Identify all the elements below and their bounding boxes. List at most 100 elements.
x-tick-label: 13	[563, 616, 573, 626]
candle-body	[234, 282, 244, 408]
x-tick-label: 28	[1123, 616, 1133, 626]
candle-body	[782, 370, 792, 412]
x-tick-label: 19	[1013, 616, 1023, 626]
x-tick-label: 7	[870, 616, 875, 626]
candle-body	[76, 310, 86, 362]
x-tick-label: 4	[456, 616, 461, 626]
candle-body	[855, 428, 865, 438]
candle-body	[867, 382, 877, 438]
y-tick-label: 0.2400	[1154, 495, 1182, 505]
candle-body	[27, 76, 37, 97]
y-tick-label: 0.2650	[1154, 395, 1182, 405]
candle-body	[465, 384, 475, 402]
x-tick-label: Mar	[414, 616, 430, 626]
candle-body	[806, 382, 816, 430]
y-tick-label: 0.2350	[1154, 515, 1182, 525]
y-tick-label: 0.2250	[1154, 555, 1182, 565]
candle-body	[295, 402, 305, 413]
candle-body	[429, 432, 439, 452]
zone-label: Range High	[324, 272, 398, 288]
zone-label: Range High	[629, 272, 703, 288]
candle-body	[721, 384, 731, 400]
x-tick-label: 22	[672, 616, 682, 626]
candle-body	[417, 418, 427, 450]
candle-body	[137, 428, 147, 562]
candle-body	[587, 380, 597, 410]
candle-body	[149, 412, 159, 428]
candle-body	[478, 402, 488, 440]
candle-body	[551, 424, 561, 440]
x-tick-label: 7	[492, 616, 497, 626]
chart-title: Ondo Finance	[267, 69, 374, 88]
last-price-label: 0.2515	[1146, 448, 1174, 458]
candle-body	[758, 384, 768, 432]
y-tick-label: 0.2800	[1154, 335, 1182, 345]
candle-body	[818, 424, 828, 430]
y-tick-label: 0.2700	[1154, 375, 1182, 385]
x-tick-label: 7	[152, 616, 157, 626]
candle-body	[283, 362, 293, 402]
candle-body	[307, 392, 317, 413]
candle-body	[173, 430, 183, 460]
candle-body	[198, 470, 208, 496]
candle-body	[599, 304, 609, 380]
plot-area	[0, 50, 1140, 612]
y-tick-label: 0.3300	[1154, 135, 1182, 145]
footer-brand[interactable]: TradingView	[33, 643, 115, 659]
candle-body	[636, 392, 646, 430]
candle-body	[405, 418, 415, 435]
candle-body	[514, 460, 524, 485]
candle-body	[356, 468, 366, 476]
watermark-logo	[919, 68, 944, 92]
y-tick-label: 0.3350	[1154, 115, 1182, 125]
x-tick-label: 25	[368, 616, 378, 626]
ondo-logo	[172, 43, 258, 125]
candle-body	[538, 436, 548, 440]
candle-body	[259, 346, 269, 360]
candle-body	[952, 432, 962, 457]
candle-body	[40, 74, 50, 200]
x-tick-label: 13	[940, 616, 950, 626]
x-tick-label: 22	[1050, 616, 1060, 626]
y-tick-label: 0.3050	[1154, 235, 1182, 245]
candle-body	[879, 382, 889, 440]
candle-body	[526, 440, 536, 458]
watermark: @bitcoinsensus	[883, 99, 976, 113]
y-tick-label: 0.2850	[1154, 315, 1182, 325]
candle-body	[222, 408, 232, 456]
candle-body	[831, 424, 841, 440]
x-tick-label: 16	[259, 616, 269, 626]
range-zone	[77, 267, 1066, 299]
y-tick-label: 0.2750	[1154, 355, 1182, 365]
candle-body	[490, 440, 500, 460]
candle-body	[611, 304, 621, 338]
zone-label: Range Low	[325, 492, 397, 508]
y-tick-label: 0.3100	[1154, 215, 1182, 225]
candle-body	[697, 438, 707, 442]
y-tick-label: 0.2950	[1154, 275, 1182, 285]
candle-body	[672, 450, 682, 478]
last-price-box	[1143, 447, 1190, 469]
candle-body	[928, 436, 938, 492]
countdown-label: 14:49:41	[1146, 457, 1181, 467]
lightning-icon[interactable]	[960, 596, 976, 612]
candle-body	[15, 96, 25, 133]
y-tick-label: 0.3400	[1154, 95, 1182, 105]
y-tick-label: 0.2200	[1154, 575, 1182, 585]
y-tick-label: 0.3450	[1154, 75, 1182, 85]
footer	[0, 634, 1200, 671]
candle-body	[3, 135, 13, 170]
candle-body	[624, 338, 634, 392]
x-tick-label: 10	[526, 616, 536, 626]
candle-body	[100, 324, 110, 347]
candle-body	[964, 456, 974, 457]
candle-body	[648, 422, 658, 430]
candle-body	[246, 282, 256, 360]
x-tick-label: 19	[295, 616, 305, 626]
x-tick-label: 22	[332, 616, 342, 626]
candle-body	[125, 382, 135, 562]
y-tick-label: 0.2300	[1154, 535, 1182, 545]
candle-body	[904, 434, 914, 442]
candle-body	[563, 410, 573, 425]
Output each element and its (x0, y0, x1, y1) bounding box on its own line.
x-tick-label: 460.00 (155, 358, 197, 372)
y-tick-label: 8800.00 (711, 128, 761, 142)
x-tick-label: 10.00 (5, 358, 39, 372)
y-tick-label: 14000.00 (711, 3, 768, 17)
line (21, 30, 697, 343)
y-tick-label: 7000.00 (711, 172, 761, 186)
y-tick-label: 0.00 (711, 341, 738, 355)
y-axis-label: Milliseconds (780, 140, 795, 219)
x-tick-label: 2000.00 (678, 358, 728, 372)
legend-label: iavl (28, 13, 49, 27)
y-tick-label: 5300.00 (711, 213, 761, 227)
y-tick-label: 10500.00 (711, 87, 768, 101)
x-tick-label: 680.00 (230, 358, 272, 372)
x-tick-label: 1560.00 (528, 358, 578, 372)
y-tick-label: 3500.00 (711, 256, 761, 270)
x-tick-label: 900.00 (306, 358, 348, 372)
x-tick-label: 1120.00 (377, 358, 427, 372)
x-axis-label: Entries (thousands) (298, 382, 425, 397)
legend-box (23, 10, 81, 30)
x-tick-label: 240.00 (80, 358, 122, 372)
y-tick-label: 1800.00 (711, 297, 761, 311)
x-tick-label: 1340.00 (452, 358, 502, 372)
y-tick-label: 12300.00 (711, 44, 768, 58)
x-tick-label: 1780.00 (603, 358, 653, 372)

::::::::::

[TASK] Return all of the data above exactly as it stands, line for line, with no changes.

[EXERCISE ANSWER]
Identify all the elements below and their bounding boxes. List at most 100 elements.
x-tick-label: 13	[563, 616, 573, 626]
candle-body	[234, 282, 244, 408]
x-tick-label: 28	[1123, 616, 1133, 626]
candle-body	[782, 370, 792, 412]
x-tick-label: 19	[1013, 616, 1023, 626]
x-tick-label: 7	[870, 616, 875, 626]
candle-body	[76, 310, 86, 362]
x-tick-label: 4	[456, 616, 461, 626]
candle-body	[855, 428, 865, 438]
candle-body	[867, 382, 877, 438]
y-tick-label: 0.2400	[1154, 495, 1182, 505]
candle-body	[27, 76, 37, 97]
y-tick-label: 0.2650	[1154, 395, 1182, 405]
candle-body	[465, 384, 475, 402]
x-tick-label: Mar	[414, 616, 430, 626]
candle-body	[806, 382, 816, 430]
y-tick-label: 0.2350	[1154, 515, 1182, 525]
y-tick-label: 0.2250	[1154, 555, 1182, 565]
candle-body	[295, 402, 305, 413]
candle-body	[429, 432, 439, 452]
zone-label: Range High	[324, 272, 398, 288]
zone-label: Range High	[629, 272, 703, 288]
candle-body	[721, 384, 731, 400]
x-tick-label: 22	[672, 616, 682, 626]
candle-body	[417, 418, 427, 450]
candle-body	[137, 428, 147, 562]
candle-body	[587, 380, 597, 410]
candle-body	[149, 412, 159, 428]
candle-body	[478, 402, 488, 440]
candle-body	[551, 424, 561, 440]
x-tick-label: 7	[492, 616, 497, 626]
chart-title: Ondo Finance	[267, 69, 374, 88]
last-price-label: 0.2515	[1146, 448, 1174, 458]
candle-body	[758, 384, 768, 432]
y-tick-label: 0.2800	[1154, 335, 1182, 345]
candle-body	[818, 424, 828, 430]
y-tick-label: 0.2700	[1154, 375, 1182, 385]
x-tick-label: 7	[152, 616, 157, 626]
candle-body	[283, 362, 293, 402]
candle-body	[307, 392, 317, 413]
candle-body	[173, 430, 183, 460]
candle-body	[198, 470, 208, 496]
candle-body	[599, 304, 609, 380]
plot-area	[0, 50, 1140, 612]
y-tick-label: 0.3300	[1154, 135, 1182, 145]
footer-brand[interactable]: TradingView	[33, 643, 115, 659]
candle-body	[636, 392, 646, 430]
candle-body	[405, 418, 415, 435]
candle-body	[514, 460, 524, 485]
candle-body	[356, 468, 366, 476]
watermark-logo	[919, 68, 944, 92]
y-tick-label: 0.3350	[1154, 115, 1182, 125]
x-tick-label: 25	[368, 616, 378, 626]
ondo-logo	[172, 43, 258, 125]
candle-body	[538, 436, 548, 440]
candle-body	[259, 346, 269, 360]
candle-body	[952, 432, 962, 457]
candle-body	[40, 74, 50, 200]
x-tick-label: 13	[940, 616, 950, 626]
x-tick-label: 22	[1050, 616, 1060, 626]
y-tick-label: 0.3050	[1154, 235, 1182, 245]
candle-body	[879, 382, 889, 440]
candle-body	[526, 440, 536, 458]
watermark: @bitcoinsensus	[883, 99, 976, 113]
y-tick-label: 0.2850	[1154, 315, 1182, 325]
candle-body	[222, 408, 232, 456]
candle-body	[831, 424, 841, 440]
x-tick-label: 16	[259, 616, 269, 626]
range-zone	[77, 267, 1066, 299]
y-tick-label: 0.2750	[1154, 355, 1182, 365]
candle-body	[490, 440, 500, 460]
candle-body	[611, 304, 621, 338]
zone-label: Range Low	[325, 492, 397, 508]
y-tick-label: 0.3100	[1154, 215, 1182, 225]
candle-body	[697, 438, 707, 442]
y-tick-label: 0.2950	[1154, 275, 1182, 285]
candle-body	[672, 450, 682, 478]
last-price-box	[1143, 447, 1190, 469]
candle-body	[928, 436, 938, 492]
countdown-label: 14:49:41	[1146, 457, 1181, 467]
lightning-icon[interactable]	[960, 596, 976, 612]
candle-body	[15, 96, 25, 133]
y-tick-label: 0.3400	[1154, 95, 1182, 105]
y-tick-label: 0.2200	[1154, 575, 1182, 585]
y-tick-label: 0.3450	[1154, 75, 1182, 85]
footer	[0, 634, 1200, 671]
candle-body	[3, 135, 13, 170]
candle-body	[624, 338, 634, 392]
x-tick-label: 10	[526, 616, 536, 626]
candle-body	[100, 324, 110, 347]
candle-body	[964, 456, 974, 457]
candle-body	[648, 422, 658, 430]
candle-body	[246, 282, 256, 360]
x-tick-label: 19	[295, 616, 305, 626]
x-tick-label: 22	[332, 616, 342, 626]
candle-body	[125, 382, 135, 562]
y-tick-label: 0.2300	[1154, 535, 1182, 545]
candle-body	[904, 434, 914, 442]
candle-body	[563, 410, 573, 425]
Output each element and its (x0, y0, x1, y1) bounding box on its own line.
x-tick-label: 460.00 (155, 358, 197, 372)
y-tick-label: 8800.00 (711, 128, 761, 142)
x-tick-label: 10.00 (5, 358, 39, 372)
y-tick-label: 14000.00 (711, 3, 768, 17)
line (21, 30, 697, 343)
y-tick-label: 7000.00 (711, 172, 761, 186)
y-tick-label: 0.00 (711, 341, 738, 355)
y-axis-label: Milliseconds (780, 140, 795, 219)
x-tick-label: 2000.00 (678, 358, 728, 372)
legend-label: iavl (28, 13, 49, 27)
y-tick-label: 5300.00 (711, 213, 761, 227)
y-tick-label: 10500.00 (711, 87, 768, 101)
x-tick-label: 680.00 (230, 358, 272, 372)
x-tick-label: 1560.00 (528, 358, 578, 372)
y-tick-label: 3500.00 (711, 256, 761, 270)
x-tick-label: 900.00 (306, 358, 348, 372)
x-tick-label: 1120.00 (377, 358, 427, 372)
x-axis-label: Entries (thousands) (298, 382, 425, 397)
legend-box (23, 10, 81, 30)
x-tick-label: 240.00 (80, 358, 122, 372)
y-tick-label: 1800.00 (711, 297, 761, 311)
x-tick-label: 1340.00 (452, 358, 502, 372)
y-tick-label: 12300.00 (711, 44, 768, 58)
x-tick-label: 1780.00 (603, 358, 653, 372)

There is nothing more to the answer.